## Instruction
Copy out the final stretch of the listing: the line that contains "Enumerate this screenshot's" and all lines after it, exactly as they appear.

## Records for this task
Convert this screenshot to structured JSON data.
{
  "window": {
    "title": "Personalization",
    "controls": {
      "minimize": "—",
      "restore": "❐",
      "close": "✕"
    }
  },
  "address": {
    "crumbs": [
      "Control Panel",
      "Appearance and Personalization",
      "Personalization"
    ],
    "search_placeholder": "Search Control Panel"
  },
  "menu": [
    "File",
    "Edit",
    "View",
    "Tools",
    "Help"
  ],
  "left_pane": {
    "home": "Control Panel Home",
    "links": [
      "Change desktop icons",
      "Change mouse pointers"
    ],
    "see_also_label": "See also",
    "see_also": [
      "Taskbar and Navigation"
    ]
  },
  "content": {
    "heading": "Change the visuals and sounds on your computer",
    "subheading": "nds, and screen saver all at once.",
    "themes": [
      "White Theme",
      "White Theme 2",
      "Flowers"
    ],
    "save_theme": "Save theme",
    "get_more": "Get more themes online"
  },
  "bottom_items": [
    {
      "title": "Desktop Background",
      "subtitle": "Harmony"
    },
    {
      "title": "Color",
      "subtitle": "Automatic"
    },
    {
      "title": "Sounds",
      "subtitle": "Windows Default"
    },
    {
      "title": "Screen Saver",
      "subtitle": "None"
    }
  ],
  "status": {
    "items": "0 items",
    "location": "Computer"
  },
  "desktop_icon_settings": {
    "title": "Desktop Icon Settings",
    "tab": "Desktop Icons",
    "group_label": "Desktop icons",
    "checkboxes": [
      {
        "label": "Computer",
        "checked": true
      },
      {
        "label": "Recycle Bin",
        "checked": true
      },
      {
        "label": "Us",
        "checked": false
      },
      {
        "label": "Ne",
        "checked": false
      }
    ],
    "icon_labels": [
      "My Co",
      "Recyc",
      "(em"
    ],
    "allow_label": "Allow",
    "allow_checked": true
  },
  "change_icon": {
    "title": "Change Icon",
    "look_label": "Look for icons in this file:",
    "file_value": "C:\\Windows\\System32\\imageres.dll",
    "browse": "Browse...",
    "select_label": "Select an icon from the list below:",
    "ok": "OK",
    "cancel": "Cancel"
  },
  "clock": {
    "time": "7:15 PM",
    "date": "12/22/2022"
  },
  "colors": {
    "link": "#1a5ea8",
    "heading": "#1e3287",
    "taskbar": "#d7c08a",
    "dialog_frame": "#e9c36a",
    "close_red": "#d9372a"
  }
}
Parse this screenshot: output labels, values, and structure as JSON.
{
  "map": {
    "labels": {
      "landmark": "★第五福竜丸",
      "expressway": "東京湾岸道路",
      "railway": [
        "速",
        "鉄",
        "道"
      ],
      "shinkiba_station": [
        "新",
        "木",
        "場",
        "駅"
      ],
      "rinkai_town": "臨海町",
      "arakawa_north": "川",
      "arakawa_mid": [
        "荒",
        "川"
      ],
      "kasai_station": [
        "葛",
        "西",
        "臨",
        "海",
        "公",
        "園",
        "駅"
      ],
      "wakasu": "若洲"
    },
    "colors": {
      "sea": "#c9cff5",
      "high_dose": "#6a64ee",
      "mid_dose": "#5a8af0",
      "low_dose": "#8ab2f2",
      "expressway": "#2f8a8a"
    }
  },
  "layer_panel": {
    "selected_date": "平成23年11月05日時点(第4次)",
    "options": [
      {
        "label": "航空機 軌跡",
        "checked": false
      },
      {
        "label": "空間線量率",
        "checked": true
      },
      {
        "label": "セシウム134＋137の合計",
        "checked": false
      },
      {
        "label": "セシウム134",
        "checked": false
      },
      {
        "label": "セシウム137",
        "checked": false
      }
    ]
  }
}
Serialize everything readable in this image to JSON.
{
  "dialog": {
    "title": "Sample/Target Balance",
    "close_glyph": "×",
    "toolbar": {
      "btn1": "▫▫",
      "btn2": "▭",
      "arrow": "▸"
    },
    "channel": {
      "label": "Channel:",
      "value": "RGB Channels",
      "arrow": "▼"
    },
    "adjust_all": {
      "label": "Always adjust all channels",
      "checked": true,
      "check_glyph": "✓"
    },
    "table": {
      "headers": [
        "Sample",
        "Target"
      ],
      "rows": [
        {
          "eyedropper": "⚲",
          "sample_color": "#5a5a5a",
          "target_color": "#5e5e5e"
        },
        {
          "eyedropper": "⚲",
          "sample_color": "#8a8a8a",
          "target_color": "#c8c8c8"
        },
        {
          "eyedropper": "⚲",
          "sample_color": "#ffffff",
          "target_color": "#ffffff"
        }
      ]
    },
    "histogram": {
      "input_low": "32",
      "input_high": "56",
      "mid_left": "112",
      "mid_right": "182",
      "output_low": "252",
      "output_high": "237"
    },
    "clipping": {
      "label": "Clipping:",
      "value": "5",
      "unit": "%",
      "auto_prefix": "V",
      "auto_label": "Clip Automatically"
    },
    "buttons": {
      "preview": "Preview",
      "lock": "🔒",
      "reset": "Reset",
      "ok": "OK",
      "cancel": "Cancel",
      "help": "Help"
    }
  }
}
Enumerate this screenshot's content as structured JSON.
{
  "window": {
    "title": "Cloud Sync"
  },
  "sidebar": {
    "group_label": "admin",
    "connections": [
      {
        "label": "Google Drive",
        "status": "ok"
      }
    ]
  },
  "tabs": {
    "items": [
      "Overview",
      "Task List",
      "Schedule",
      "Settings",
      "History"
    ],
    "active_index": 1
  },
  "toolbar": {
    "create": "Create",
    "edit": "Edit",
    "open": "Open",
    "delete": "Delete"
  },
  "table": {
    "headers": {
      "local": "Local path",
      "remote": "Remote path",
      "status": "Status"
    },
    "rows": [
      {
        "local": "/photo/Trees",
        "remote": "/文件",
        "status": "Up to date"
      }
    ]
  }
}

## The reply
Enumerate this screenshot's content as structured JSON.
{
  "window": {
    "title": "Cloud Sync"
  },
  "sidebar": {
    "group_label": "admin",
    "connections": [
      {
        "label": "Google Drive",
        "status": "ok"
      }
    ]
  },
  "tabs": {
    "items": [
      "Overview",
      "Task List",
      "Schedule",
      "Settings",
      "History"
    ],
    "active_index": 1
  },
  "toolbar": {
    "create": "Create",
    "edit": "Edit",
    "open": "Open",
    "delete": "Delete"
  },
  "table": {
    "headers": {
      "local": "Local path",
      "remote": "Remote path",
      "status": "Status"
    },
    "rows": [
      {
        "local": "/photo/Trees",
        "remote": "/文件",
        "status": "Up to date"
      }
    ]
  }
}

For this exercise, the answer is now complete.